INSTRUCTION.
Select lines where the word "icon" appears.

TASK DATA.
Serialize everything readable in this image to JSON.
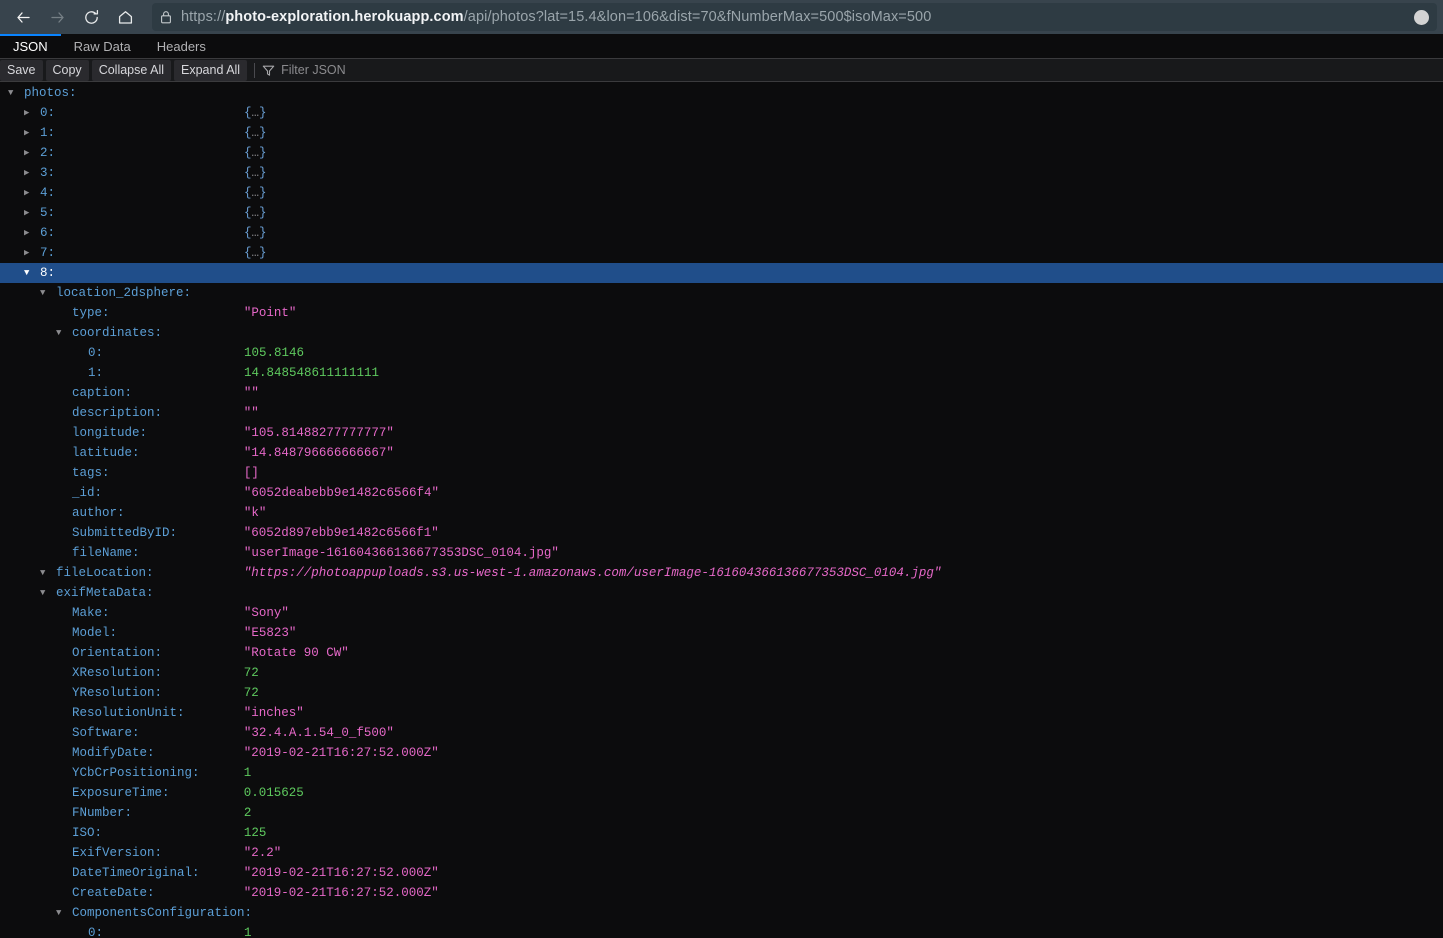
{
  "browser": {
    "nav": {
      "back_icon": "arrow-left-icon",
      "forward_icon": "arrow-right-icon",
      "reload_icon": "reload-icon",
      "home_icon": "home-icon"
    },
    "url_bar": {
      "lock_icon": "lock-icon",
      "scheme": "https://",
      "host": "photo-exploration.herokuapp.com",
      "path": "/api/photos?lat=15.4&lon=106&dist=70&fNumberMax=500$isoMax=500",
      "full_url": "https://photo-exploration.herokuapp.com/api/photos?lat=15.4&lon=106&dist=70&fNumberMax=500$isoMax=500",
      "identity_circle": "account-circle-icon"
    }
  },
  "viewer": {
    "tabs": [
      {
        "label": "JSON",
        "active": true
      },
      {
        "label": "Raw Data",
        "active": false
      },
      {
        "label": "Headers",
        "active": false
      }
    ],
    "toolbar": {
      "save_label": "Save",
      "copy_label": "Copy",
      "collapse_all_label": "Collapse All",
      "expand_all_label": "Expand All",
      "filter_icon": "filter-icon",
      "filter_placeholder": "Filter JSON",
      "filter_value": ""
    },
    "accent_color": "#0a84ff",
    "selection_color": "#204e8a",
    "colors": {
      "key": "#5c9fd6",
      "string": "#e668c8",
      "number": "#5ec95e",
      "background": "#0c0c0d"
    }
  },
  "json_tree": [
    {
      "indent": 0,
      "twisty": "down",
      "key": "photos:",
      "value": "",
      "type": "none",
      "selected": false
    },
    {
      "indent": 1,
      "twisty": "right",
      "key": "0:",
      "value": "{…}",
      "type": "obj",
      "selected": false
    },
    {
      "indent": 1,
      "twisty": "right",
      "key": "1:",
      "value": "{…}",
      "type": "obj",
      "selected": false
    },
    {
      "indent": 1,
      "twisty": "right",
      "key": "2:",
      "value": "{…}",
      "type": "obj",
      "selected": false
    },
    {
      "indent": 1,
      "twisty": "right",
      "key": "3:",
      "value": "{…}",
      "type": "obj",
      "selected": false
    },
    {
      "indent": 1,
      "twisty": "right",
      "key": "4:",
      "value": "{…}",
      "type": "obj",
      "selected": false
    },
    {
      "indent": 1,
      "twisty": "right",
      "key": "5:",
      "value": "{…}",
      "type": "obj",
      "selected": false
    },
    {
      "indent": 1,
      "twisty": "right",
      "key": "6:",
      "value": "{…}",
      "type": "obj",
      "selected": false
    },
    {
      "indent": 1,
      "twisty": "right",
      "key": "7:",
      "value": "{…}",
      "type": "obj",
      "selected": false
    },
    {
      "indent": 1,
      "twisty": "down",
      "key": "8:",
      "value": "",
      "type": "none",
      "selected": true
    },
    {
      "indent": 2,
      "twisty": "down",
      "key": "location_2dsphere:",
      "value": "",
      "type": "none",
      "selected": false
    },
    {
      "indent": 3,
      "twisty": "none",
      "key": "type:",
      "value": "\"Point\"",
      "type": "string",
      "selected": false
    },
    {
      "indent": 3,
      "twisty": "down",
      "key": "coordinates:",
      "value": "",
      "type": "none",
      "selected": false
    },
    {
      "indent": 4,
      "twisty": "none",
      "key": "0:",
      "value": "105.8146",
      "type": "number",
      "selected": false
    },
    {
      "indent": 4,
      "twisty": "none",
      "key": "1:",
      "value": "14.848548611111111",
      "type": "number",
      "selected": false
    },
    {
      "indent": 3,
      "twisty": "none",
      "key": "caption:",
      "value": "\"\"",
      "type": "string",
      "selected": false
    },
    {
      "indent": 3,
      "twisty": "none",
      "key": "description:",
      "value": "\"\"",
      "type": "string",
      "selected": false
    },
    {
      "indent": 3,
      "twisty": "none",
      "key": "longitude:",
      "value": "\"105.81488277777777\"",
      "type": "string",
      "selected": false
    },
    {
      "indent": 3,
      "twisty": "none",
      "key": "latitude:",
      "value": "\"14.848796666666667\"",
      "type": "string",
      "selected": false
    },
    {
      "indent": 3,
      "twisty": "none",
      "key": "tags:",
      "value": "[]",
      "type": "string",
      "selected": false
    },
    {
      "indent": 3,
      "twisty": "none",
      "key": "_id:",
      "value": "\"6052deabebb9e1482c6566f4\"",
      "type": "string",
      "selected": false
    },
    {
      "indent": 3,
      "twisty": "none",
      "key": "author:",
      "value": "\"k\"",
      "type": "string",
      "selected": false
    },
    {
      "indent": 3,
      "twisty": "none",
      "key": "SubmittedByID:",
      "value": "\"6052d897ebb9e1482c6566f1\"",
      "type": "string",
      "selected": false
    },
    {
      "indent": 3,
      "twisty": "none",
      "key": "fileName:",
      "value": "\"userImage-161604366136677353DSC_0104.jpg\"",
      "type": "string",
      "selected": false
    },
    {
      "indent": 2,
      "twisty": "down",
      "key": "fileLocation:",
      "value": "\"https://photoappuploads.s3.us-west-1.amazonaws.com/userImage-161604366136677353DSC_0104.jpg\"",
      "type": "url",
      "selected": false
    },
    {
      "indent": 2,
      "twisty": "down",
      "key": "exifMetaData:",
      "value": "",
      "type": "none",
      "selected": false
    },
    {
      "indent": 3,
      "twisty": "none",
      "key": "Make:",
      "value": "\"Sony\"",
      "type": "string",
      "selected": false
    },
    {
      "indent": 3,
      "twisty": "none",
      "key": "Model:",
      "value": "\"E5823\"",
      "type": "string",
      "selected": false
    },
    {
      "indent": 3,
      "twisty": "none",
      "key": "Orientation:",
      "value": "\"Rotate 90 CW\"",
      "type": "string",
      "selected": false
    },
    {
      "indent": 3,
      "twisty": "none",
      "key": "XResolution:",
      "value": "72",
      "type": "number",
      "selected": false
    },
    {
      "indent": 3,
      "twisty": "none",
      "key": "YResolution:",
      "value": "72",
      "type": "number",
      "selected": false
    },
    {
      "indent": 3,
      "twisty": "none",
      "key": "ResolutionUnit:",
      "value": "\"inches\"",
      "type": "string",
      "selected": false
    },
    {
      "indent": 3,
      "twisty": "none",
      "key": "Software:",
      "value": "\"32.4.A.1.54_0_f500\"",
      "type": "string",
      "selected": false
    },
    {
      "indent": 3,
      "twisty": "none",
      "key": "ModifyDate:",
      "value": "\"2019-02-21T16:27:52.000Z\"",
      "type": "string",
      "selected": false
    },
    {
      "indent": 3,
      "twisty": "none",
      "key": "YCbCrPositioning:",
      "value": "1",
      "type": "number",
      "selected": false
    },
    {
      "indent": 3,
      "twisty": "none",
      "key": "ExposureTime:",
      "value": "0.015625",
      "type": "number",
      "selected": false
    },
    {
      "indent": 3,
      "twisty": "none",
      "key": "FNumber:",
      "value": "2",
      "type": "number",
      "selected": false
    },
    {
      "indent": 3,
      "twisty": "none",
      "key": "ISO:",
      "value": "125",
      "type": "number",
      "selected": false
    },
    {
      "indent": 3,
      "twisty": "none",
      "key": "ExifVersion:",
      "value": "\"2.2\"",
      "type": "string",
      "selected": false
    },
    {
      "indent": 3,
      "twisty": "none",
      "key": "DateTimeOriginal:",
      "value": "\"2019-02-21T16:27:52.000Z\"",
      "type": "string",
      "selected": false
    },
    {
      "indent": 3,
      "twisty": "none",
      "key": "CreateDate:",
      "value": "\"2019-02-21T16:27:52.000Z\"",
      "type": "string",
      "selected": false
    },
    {
      "indent": 3,
      "twisty": "down",
      "key": "ComponentsConfiguration:",
      "value": "",
      "type": "none",
      "selected": false
    },
    {
      "indent": 4,
      "twisty": "none",
      "key": "0:",
      "value": "1",
      "type": "number",
      "selected": false
    }
  ]
}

REPLY.
      "back_icon": "arrow-left-icon",
      "forward_icon": "arrow-right-icon",
      "reload_icon": "reload-icon",
      "home_icon": "home-icon"
      "lock_icon": "lock-icon",
      "identity_circle": "account-circle-icon"
      "filter_icon": "filter-icon",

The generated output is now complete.